## Stated exercise:
Search the data for the word "this" and copy every line that contains it.

[Collected data entries]
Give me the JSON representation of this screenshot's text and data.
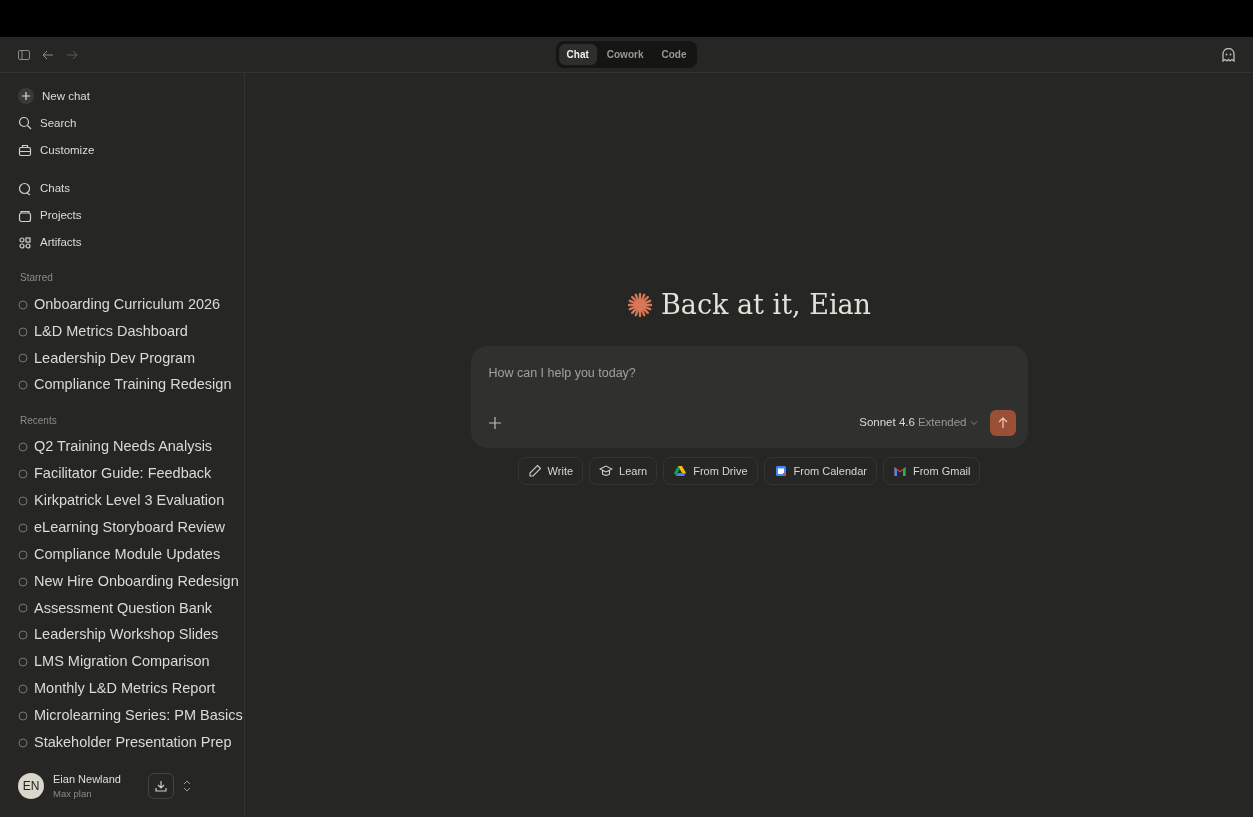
{
  "mode_tabs": [
    {
      "label": "Chat",
      "selected": true
    },
    {
      "label": "Cowork",
      "selected": false
    },
    {
      "label": "Code",
      "selected": false
    }
  ],
  "sidebar": {
    "actions": [
      {
        "label": "New chat",
        "kind": "new"
      },
      {
        "label": "Search",
        "kind": "search"
      },
      {
        "label": "Customize",
        "kind": "customize"
      }
    ],
    "nav": [
      {
        "label": "Chats",
        "kind": "chats"
      },
      {
        "label": "Projects",
        "kind": "projects"
      },
      {
        "label": "Artifacts",
        "kind": "artifacts"
      }
    ],
    "starred": {
      "heading": "Starred",
      "items": [
        "Onboarding Curriculum 2026",
        "L&D Metrics Dashboard",
        "Leadership Dev Program",
        "Compliance Training Redesign"
      ]
    },
    "recents": {
      "heading": "Recents",
      "items": [
        "Q2 Training Needs Analysis",
        "Facilitator Guide: Feedback",
        "Kirkpatrick Level 3 Evaluation",
        "eLearning Storyboard Review",
        "Compliance Module Updates",
        "New Hire Onboarding Redesign",
        "Assessment Question Bank",
        "Leadership Workshop Slides",
        "LMS Migration Comparison",
        "Monthly L&D Metrics Report",
        "Microlearning Series: PM Basics",
        "Stakeholder Presentation Prep"
      ]
    },
    "user": {
      "initials": "EN",
      "name": "Eian Newland",
      "plan": "Max plan"
    }
  },
  "greeting": "Back at it, Eian",
  "composer": {
    "placeholder": "How can I help you today?",
    "model": "Sonnet 4.6",
    "mode": "Extended"
  },
  "chips": [
    {
      "label": "Write",
      "kind": "write"
    },
    {
      "label": "Learn",
      "kind": "learn"
    },
    {
      "label": "From Drive",
      "kind": "drive"
    },
    {
      "label": "From Calendar",
      "kind": "calendar"
    },
    {
      "label": "From Gmail",
      "kind": "gmail"
    }
  ]
}
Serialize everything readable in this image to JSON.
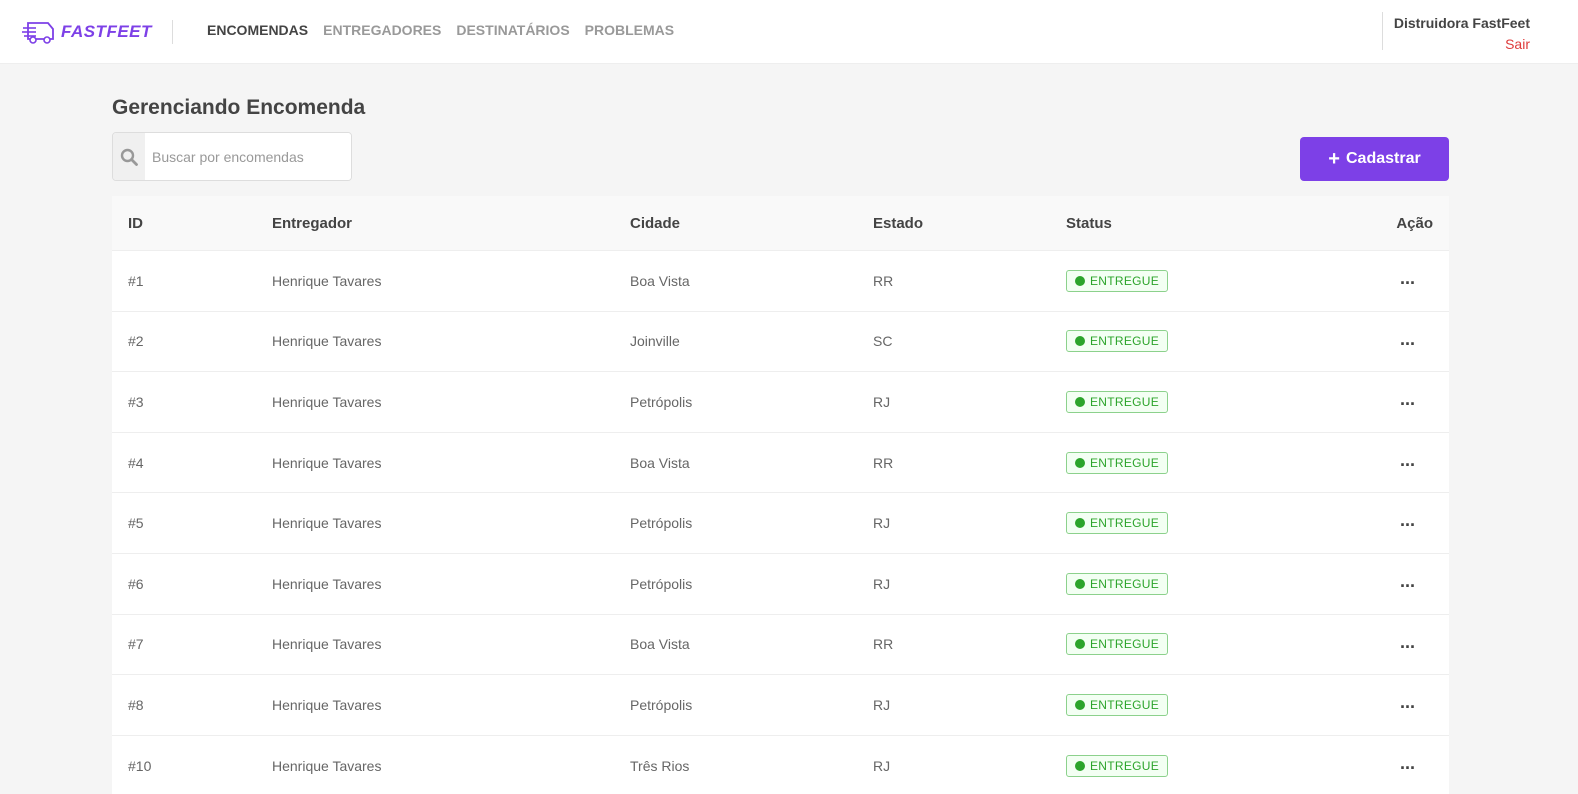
{
  "brand": {
    "name": "FASTFEET",
    "accent": "#7d40e7"
  },
  "nav": {
    "items": [
      {
        "label": "ENCOMENDAS",
        "active": true
      },
      {
        "label": "ENTREGADORES",
        "active": false
      },
      {
        "label": "DESTINATÁRIOS",
        "active": false
      },
      {
        "label": "PROBLEMAS",
        "active": false
      }
    ]
  },
  "user": {
    "name": "Distruidora FastFeet",
    "logout": "Sair"
  },
  "page": {
    "title": "Gerenciando Encomenda"
  },
  "search": {
    "placeholder": "Buscar por encomendas",
    "value": ""
  },
  "actions": {
    "add_label": "Cadastrar"
  },
  "table": {
    "headers": {
      "id": "ID",
      "deliveryman": "Entregador",
      "city": "Cidade",
      "state": "Estado",
      "status": "Status",
      "action": "Ação"
    },
    "rows": [
      {
        "id": "#1",
        "deliveryman": "Henrique Tavares",
        "city": "Boa Vista",
        "state": "RR",
        "status": "ENTREGUE"
      },
      {
        "id": "#2",
        "deliveryman": "Henrique Tavares",
        "city": "Joinville",
        "state": "SC",
        "status": "ENTREGUE"
      },
      {
        "id": "#3",
        "deliveryman": "Henrique Tavares",
        "city": "Petrópolis",
        "state": "RJ",
        "status": "ENTREGUE"
      },
      {
        "id": "#4",
        "deliveryman": "Henrique Tavares",
        "city": "Boa Vista",
        "state": "RR",
        "status": "ENTREGUE"
      },
      {
        "id": "#5",
        "deliveryman": "Henrique Tavares",
        "city": "Petrópolis",
        "state": "RJ",
        "status": "ENTREGUE"
      },
      {
        "id": "#6",
        "deliveryman": "Henrique Tavares",
        "city": "Petrópolis",
        "state": "RJ",
        "status": "ENTREGUE"
      },
      {
        "id": "#7",
        "deliveryman": "Henrique Tavares",
        "city": "Boa Vista",
        "state": "RR",
        "status": "ENTREGUE"
      },
      {
        "id": "#8",
        "deliveryman": "Henrique Tavares",
        "city": "Petrópolis",
        "state": "RJ",
        "status": "ENTREGUE"
      },
      {
        "id": "#10",
        "deliveryman": "Henrique Tavares",
        "city": "Três Rios",
        "state": "RJ",
        "status": "ENTREGUE"
      }
    ]
  },
  "colors": {
    "status_delivered": "#2ca42b",
    "logout": "#de3b3b"
  }
}
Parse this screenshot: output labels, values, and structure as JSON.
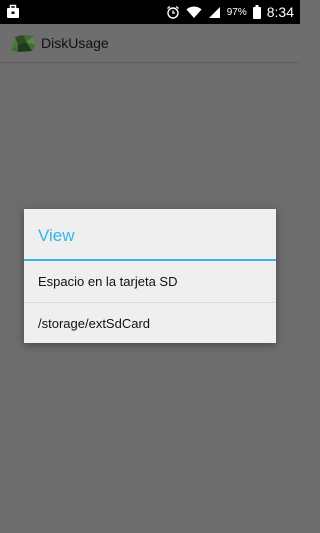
{
  "status_bar": {
    "battery": "97%",
    "time": "8:34",
    "icons": [
      "briefcase-icon",
      "alarm-icon",
      "wifi-icon",
      "signal-icon",
      "battery-icon"
    ]
  },
  "action_bar": {
    "title": "DiskUsage",
    "icon": "disk-usage-app-icon"
  },
  "dialog": {
    "title": "View",
    "accent": "#31b6e7",
    "items": [
      {
        "label": "Espacio en la tarjeta SD"
      },
      {
        "label": "/storage/extSdCard"
      }
    ]
  }
}
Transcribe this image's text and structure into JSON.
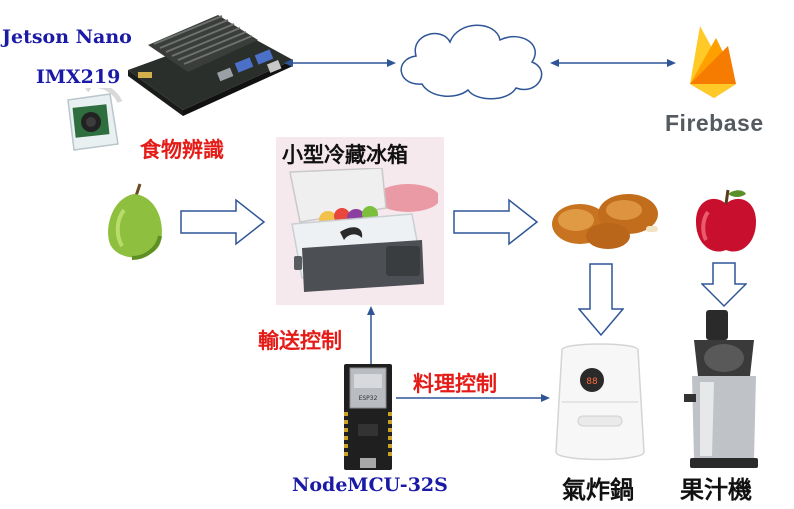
{
  "labels": {
    "jetson": "Jetson Nano",
    "camera": "IMX219",
    "food_recognition": "食物辨識",
    "fridge": "小型冷藏冰箱",
    "conveyor_control": "輸送控制",
    "cooking_control": "料理控制",
    "mcu": "NodeMCU-32S",
    "air_fryer": "氣炸鍋",
    "juicer": "果汁機",
    "firebase": "Firebase"
  },
  "colors": {
    "blue_label": "#1a1aa6",
    "red_label": "#e41b17",
    "arrow_outline": "#2f5597",
    "firebase_yellow": "#ffca28",
    "firebase_orange": "#f57c00",
    "firebase_amber": "#ffa000"
  },
  "icons": [
    "jetson-nano-board-icon",
    "camera-module-icon",
    "cloud-icon",
    "firebase-flame-icon",
    "guava-icon",
    "fridge-icon",
    "fried-chicken-icon",
    "apple-icon",
    "esp32-board-icon",
    "air-fryer-icon",
    "juicer-icon"
  ]
}
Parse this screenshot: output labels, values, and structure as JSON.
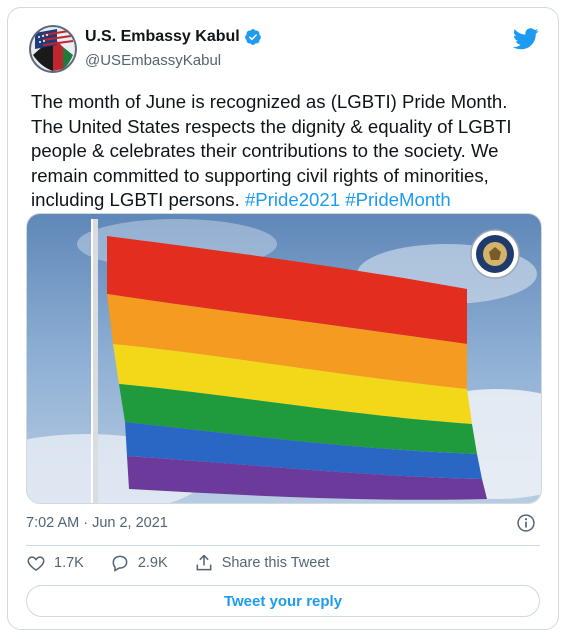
{
  "account": {
    "display_name": "U.S. Embassy Kabul",
    "handle": "@USEmbassyKabul"
  },
  "tweet": {
    "text": "The month of June is recognized as (LGBTI) Pride Month. The United States respects the dignity & equality of LGBTI people & celebrates their contributions to the society. We remain committed to supporting civil rights of minorities, including LGBTI persons.",
    "hashtags": [
      "#Pride2021",
      "#PrideMonth"
    ],
    "timestamp": "7:02 AM · Jun 2, 2021"
  },
  "actions": {
    "likes": "1.7K",
    "replies": "2.9K",
    "share_label": "Share this Tweet"
  },
  "reply_button": {
    "label": "Tweet your reply"
  },
  "colors": {
    "accent": "#1d9bf0",
    "text": "#0f1419",
    "muted": "#536471",
    "border": "#cfd9de"
  },
  "icons": [
    "verified-badge-icon",
    "twitter-bird-icon",
    "info-icon",
    "heart-icon",
    "reply-icon",
    "share-icon"
  ]
}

## Complete response:
Give me the JSON representation of this screenshot's text and data.
Serialize everything readable in this image to JSON.
Parse this screenshot: output labels, values, and structure as JSON.
Transcribe this image's text and structure into JSON.
Parse this screenshot: output labels, values, and structure as JSON.
    "share_label": "Share this Tweet"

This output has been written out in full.